**Written task**
In the listing below, locate the lines that hold the string "Hons". Copy those lines.

________________________________________

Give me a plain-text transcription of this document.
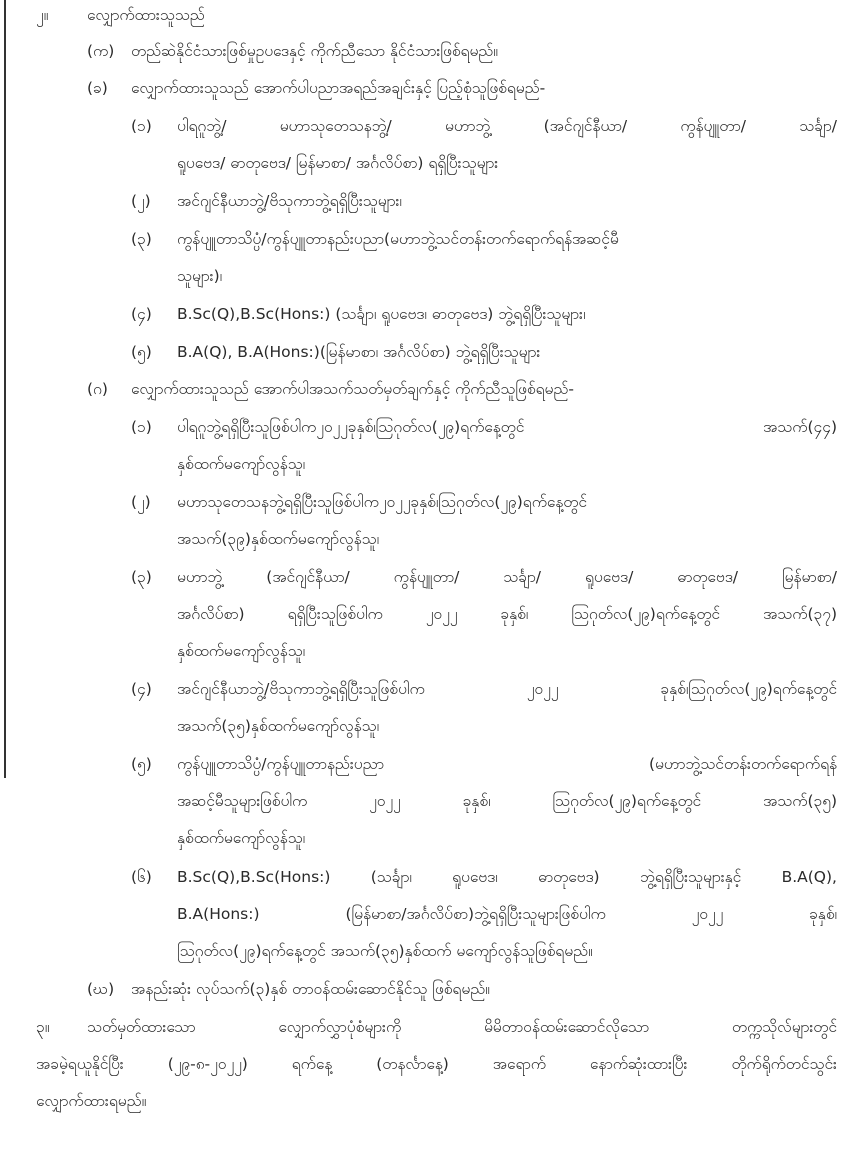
၂။ လျှောက်ထားသူသည်
(က) တည်ဆဲနိုင်ငံသားဖြစ်မှုဥပဒေနှင့် ကိုက်ညီသော နိုင်ငံသားဖြစ်ရမည်။
(ခ) လျှောက်ထားသူသည် အောက်ပါပညာအရည်အချင်းနှင့် ပြည့်စုံသူဖြစ်ရမည်-
(၁) ပါရဂူဘွဲ့/ မဟာသုတေသနဘွဲ့/ မဟာဘွဲ့ (အင်ဂျင်နီယာ/ ကွန်ပျူတာ/ သင်္ချာ/
ရူပဗေဒ/ ဓာတုဗေဒ/ မြန်မာစာ/ အင်္ဂလိပ်စာ) ရရှိပြီးသူများ
(၂) အင်ဂျင်နီယာဘွဲ့/ဗိသုကာဘွဲ့ရရှိပြီးသူများ၊
(၃) ကွန်ပျူတာသိပ္ပံ/ကွန်ပျူတာနည်းပညာ(မဟာဘွဲ့သင်တန်းတက်ရောက်ရန်အဆင့်မီ
သူများ)၊
(၄) B.Sc(Q),B.Sc(Hons:) (သင်္ချာ၊ ရူပဗေဒ၊ ဓာတုဗေဒ) ဘွဲ့ရရှိပြီးသူများ၊
(၅) B.A(Q), B.A(Hons:)(မြန်မာစာ၊ အင်္ဂလိပ်စာ) ဘွဲ့ရရှိပြီးသူများ
(ဂ) လျှောက်ထားသူသည် အောက်ပါအသက်သတ်မှတ်ချက်နှင့် ကိုက်ညီသူဖြစ်ရမည်-
(၁) ပါရဂူဘွဲ့ရရှိပြီးသူဖြစ်ပါက၂၀၂၂ခုနှစ်၊ဩဂုတ်လ(၂၉)ရက်နေ့တွင် အသက်(၄၄)
နှစ်ထက်မကျော်လွန်သူ၊
(၂) မဟာသုတေသနဘွဲ့ရရှိပြီးသူဖြစ်ပါက၂၀၂၂ခုနှစ်၊ဩဂုတ်လ(၂၉)ရက်နေ့တွင်
အသက်(၃၉)နှစ်ထက်မကျော်လွန်သူ၊
(၃) မဟာဘွဲ့ (အင်ဂျင်နီယာ/ ကွန်ပျူတာ/ သင်္ချာ/ ရူပဗေဒ/ ဓာတုဗေဒ/ မြန်မာစာ/
အင်္ဂလိပ်စာ) ရရှိပြီးသူဖြစ်ပါက ၂၀၂၂ ခုနှစ်၊ ဩဂုတ်လ(၂၉)ရက်နေ့တွင် အသက်(၃၇)
နှစ်ထက်မကျော်လွန်သူ၊
(၄) အင်ဂျင်နီယာဘွဲ့/ဗိသုကာဘွဲ့ရရှိပြီးသူဖြစ်ပါက ၂၀၂၂ ခုနှစ်၊ဩဂုတ်လ(၂၉)ရက်နေ့တွင်
အသက်(၃၅)နှစ်ထက်မကျော်လွန်သူ၊
(၅) ကွန်ပျူတာသိပ္ပံ/ကွန်ပျူတာနည်းပညာ (မဟာဘွဲ့သင်တန်းတက်ရောက်ရန်
အဆင့်မီသူများဖြစ်ပါက ၂၀၂၂ ခုနှစ်၊ ဩဂုတ်လ(၂၉)ရက်နေ့တွင် အသက်(၃၅)
နှစ်ထက်မကျော်လွန်သူ၊
(၆) B.Sc(Q),B.Sc(Hons:) (သင်္ချာ၊ ရူပဗေဒ၊ ဓာတုဗေဒ) ဘွဲ့ရရှိပြီးသူများနှင့် B.A(Q),
B.A(Hons:) (မြန်မာစာ/အင်္ဂလိပ်စာ)ဘွဲ့ရရှိပြီးသူများဖြစ်ပါက ၂၀၂၂ ခုနှစ်၊
ဩဂုတ်လ(၂၉)ရက်နေ့တွင် အသက်(၃၅)နှစ်ထက် မကျော်လွန်သူဖြစ်ရမည်။
(ဃ) အနည်းဆုံး လုပ်သက်(၃)နှစ် တာဝန်ထမ်းဆောင်နိုင်သူ ဖြစ်ရမည်။
၃။ သတ်မှတ်ထားသော လျှောက်လွှာပုံစံများကို မိမိတာဝန်ထမ်းဆောင်လိုသော တက္ကသိုလ်များတွင်
အခမဲ့ရယူနိုင်ပြီး (၂၉-၈-၂၀၂၂) ရက်နေ့ (တနင်္လာနေ့) အရောက် နောက်ဆုံးထားပြီး တိုက်ရိုက်တင်သွင်း
လျှောက်ထားရမည်။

________________________________________

**Exercise solution**
(၄) B.Sc(Q),B.Sc(Hons:) (သင်္ချာ၊ ရူပဗေဒ၊ ဓာတုဗေဒ) ဘွဲ့ရရှိပြီးသူများ၊
(၅) B.A(Q), B.A(Hons:)(မြန်မာစာ၊ အင်္ဂလိပ်စာ) ဘွဲ့ရရှိပြီးသူများ
(၆) B.Sc(Q),B.Sc(Hons:) (သင်္ချာ၊ ရူပဗေဒ၊ ဓာတုဗေဒ) ဘွဲ့ရရှိပြီးသူများနှင့် B.A(Q),
B.A(Hons:) (မြန်မာစာ/အင်္ဂလိပ်စာ)ဘွဲ့ရရှိပြီးသူများဖြစ်ပါက ၂၀၂၂ ခုနှစ်၊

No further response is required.